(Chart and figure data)
** START **

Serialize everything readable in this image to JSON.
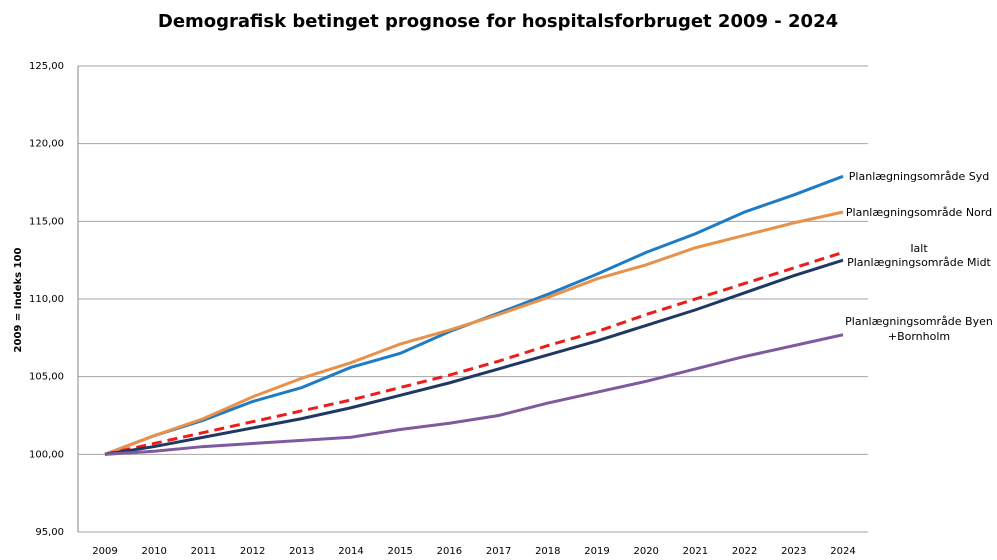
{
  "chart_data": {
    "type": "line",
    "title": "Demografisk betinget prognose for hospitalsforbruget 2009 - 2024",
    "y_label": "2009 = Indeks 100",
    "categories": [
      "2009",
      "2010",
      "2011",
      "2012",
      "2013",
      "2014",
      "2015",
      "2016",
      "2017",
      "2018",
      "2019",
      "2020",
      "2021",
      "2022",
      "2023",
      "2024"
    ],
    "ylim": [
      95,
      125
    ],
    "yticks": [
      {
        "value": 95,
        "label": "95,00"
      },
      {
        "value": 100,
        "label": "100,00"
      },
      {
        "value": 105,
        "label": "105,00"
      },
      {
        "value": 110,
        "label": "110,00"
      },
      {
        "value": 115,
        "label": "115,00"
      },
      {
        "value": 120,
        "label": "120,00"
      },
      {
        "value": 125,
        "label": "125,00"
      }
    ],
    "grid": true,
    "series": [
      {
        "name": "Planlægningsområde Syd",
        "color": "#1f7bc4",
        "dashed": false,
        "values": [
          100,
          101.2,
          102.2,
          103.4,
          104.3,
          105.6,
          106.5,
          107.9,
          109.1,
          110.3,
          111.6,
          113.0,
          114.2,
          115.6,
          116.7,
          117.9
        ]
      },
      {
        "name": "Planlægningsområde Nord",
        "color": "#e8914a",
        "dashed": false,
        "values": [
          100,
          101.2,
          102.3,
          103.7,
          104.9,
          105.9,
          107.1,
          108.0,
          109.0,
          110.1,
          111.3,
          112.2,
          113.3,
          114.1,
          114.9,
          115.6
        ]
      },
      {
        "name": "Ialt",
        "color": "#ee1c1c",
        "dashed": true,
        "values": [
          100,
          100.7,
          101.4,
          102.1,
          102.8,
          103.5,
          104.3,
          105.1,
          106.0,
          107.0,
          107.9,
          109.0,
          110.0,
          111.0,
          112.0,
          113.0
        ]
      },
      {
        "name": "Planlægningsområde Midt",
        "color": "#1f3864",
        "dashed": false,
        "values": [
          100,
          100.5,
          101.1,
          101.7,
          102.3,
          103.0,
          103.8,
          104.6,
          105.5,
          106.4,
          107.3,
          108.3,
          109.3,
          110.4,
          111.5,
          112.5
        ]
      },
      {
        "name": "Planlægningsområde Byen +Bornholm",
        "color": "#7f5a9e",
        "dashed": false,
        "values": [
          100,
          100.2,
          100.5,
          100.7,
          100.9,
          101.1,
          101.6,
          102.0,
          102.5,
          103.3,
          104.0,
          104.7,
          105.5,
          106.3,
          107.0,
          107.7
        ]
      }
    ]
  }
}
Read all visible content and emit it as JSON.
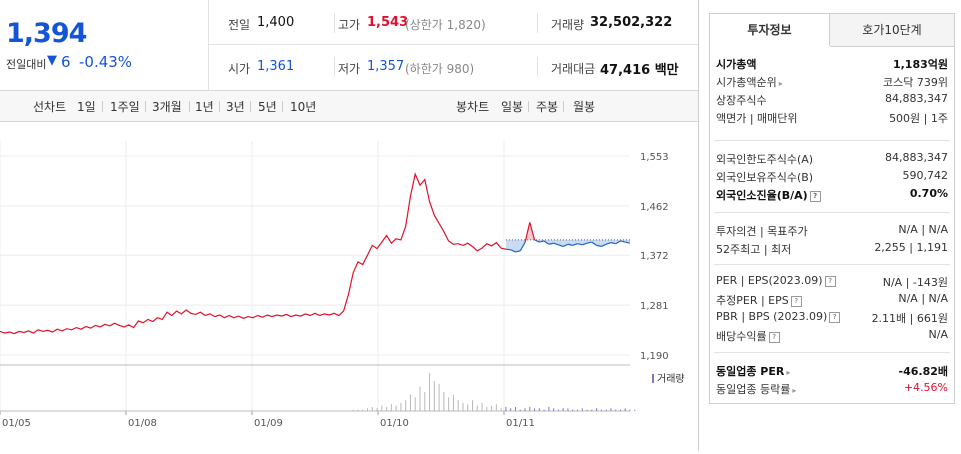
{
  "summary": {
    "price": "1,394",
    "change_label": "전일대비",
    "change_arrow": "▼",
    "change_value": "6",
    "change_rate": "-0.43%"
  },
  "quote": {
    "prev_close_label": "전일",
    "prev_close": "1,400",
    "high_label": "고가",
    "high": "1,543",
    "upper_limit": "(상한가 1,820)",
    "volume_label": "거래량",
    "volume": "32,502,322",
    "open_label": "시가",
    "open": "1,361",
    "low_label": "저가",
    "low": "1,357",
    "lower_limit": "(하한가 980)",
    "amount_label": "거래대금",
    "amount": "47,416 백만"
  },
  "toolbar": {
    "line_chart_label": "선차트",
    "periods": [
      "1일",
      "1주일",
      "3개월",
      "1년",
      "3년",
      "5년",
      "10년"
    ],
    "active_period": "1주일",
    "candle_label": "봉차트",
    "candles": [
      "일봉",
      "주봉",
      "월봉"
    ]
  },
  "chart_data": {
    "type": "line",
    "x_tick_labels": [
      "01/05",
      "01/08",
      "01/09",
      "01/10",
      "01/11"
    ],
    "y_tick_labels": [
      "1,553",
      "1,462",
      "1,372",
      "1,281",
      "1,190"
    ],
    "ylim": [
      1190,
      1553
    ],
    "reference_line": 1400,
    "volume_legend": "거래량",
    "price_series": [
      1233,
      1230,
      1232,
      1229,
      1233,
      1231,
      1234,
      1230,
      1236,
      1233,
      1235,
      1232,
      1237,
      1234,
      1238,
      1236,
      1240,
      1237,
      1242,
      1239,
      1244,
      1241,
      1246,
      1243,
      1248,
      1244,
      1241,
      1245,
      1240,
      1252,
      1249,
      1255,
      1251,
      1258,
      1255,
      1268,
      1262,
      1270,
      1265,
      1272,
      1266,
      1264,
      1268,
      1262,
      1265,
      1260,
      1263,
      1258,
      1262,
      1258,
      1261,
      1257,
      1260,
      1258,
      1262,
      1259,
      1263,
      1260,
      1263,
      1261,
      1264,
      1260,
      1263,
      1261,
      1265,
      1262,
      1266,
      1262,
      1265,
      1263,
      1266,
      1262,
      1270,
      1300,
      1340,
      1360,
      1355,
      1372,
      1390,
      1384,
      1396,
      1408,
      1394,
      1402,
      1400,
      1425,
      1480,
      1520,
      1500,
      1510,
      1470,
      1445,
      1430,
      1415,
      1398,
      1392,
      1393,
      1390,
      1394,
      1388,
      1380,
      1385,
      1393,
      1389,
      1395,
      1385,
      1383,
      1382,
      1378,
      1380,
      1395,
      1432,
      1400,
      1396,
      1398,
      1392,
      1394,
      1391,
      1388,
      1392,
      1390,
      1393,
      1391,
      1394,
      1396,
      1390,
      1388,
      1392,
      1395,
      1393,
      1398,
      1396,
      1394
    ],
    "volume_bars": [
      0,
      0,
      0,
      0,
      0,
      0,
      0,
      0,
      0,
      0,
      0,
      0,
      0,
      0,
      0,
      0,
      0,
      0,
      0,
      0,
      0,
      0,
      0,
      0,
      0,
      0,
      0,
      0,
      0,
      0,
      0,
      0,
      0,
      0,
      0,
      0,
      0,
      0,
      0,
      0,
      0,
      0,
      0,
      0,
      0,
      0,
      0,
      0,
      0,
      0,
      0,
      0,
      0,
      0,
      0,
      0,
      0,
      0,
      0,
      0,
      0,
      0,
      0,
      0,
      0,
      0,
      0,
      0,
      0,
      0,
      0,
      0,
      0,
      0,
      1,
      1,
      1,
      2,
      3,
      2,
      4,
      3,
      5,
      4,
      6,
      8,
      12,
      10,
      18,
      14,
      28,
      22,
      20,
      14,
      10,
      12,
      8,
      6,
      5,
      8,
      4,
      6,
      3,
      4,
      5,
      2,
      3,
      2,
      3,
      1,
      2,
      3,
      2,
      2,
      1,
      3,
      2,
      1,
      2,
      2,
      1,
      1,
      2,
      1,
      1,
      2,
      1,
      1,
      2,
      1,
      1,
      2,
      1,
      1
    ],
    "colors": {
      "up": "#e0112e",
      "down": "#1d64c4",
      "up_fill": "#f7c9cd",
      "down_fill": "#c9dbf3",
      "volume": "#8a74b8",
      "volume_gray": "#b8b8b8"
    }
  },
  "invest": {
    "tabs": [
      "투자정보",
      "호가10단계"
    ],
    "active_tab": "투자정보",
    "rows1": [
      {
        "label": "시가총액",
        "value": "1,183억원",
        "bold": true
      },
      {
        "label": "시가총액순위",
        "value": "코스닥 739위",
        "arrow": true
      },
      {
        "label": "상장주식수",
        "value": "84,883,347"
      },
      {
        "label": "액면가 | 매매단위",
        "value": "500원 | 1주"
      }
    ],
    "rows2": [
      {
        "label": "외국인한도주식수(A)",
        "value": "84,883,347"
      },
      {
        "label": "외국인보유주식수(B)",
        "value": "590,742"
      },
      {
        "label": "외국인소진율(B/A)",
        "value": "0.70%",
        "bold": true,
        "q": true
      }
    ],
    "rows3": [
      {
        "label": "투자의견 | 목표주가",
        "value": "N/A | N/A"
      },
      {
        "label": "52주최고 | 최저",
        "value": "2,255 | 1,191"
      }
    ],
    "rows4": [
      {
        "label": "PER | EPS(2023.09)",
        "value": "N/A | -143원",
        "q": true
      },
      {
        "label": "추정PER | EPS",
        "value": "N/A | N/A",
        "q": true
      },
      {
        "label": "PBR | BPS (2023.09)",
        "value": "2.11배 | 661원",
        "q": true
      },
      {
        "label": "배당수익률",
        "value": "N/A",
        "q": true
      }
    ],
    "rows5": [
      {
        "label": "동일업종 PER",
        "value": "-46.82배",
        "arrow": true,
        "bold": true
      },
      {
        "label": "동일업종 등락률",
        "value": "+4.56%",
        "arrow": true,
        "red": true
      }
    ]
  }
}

** END **

> **What is needed**:
Copy every line of the records above that contains "Planlægningsområde".

> **Finished answer**:
        "name": "Planlægningsområde Syd",
        "name": "Planlægningsområde Nord",
        "name": "Planlægningsområde Midt",
        "name": "Planlægningsområde Byen +Bornholm",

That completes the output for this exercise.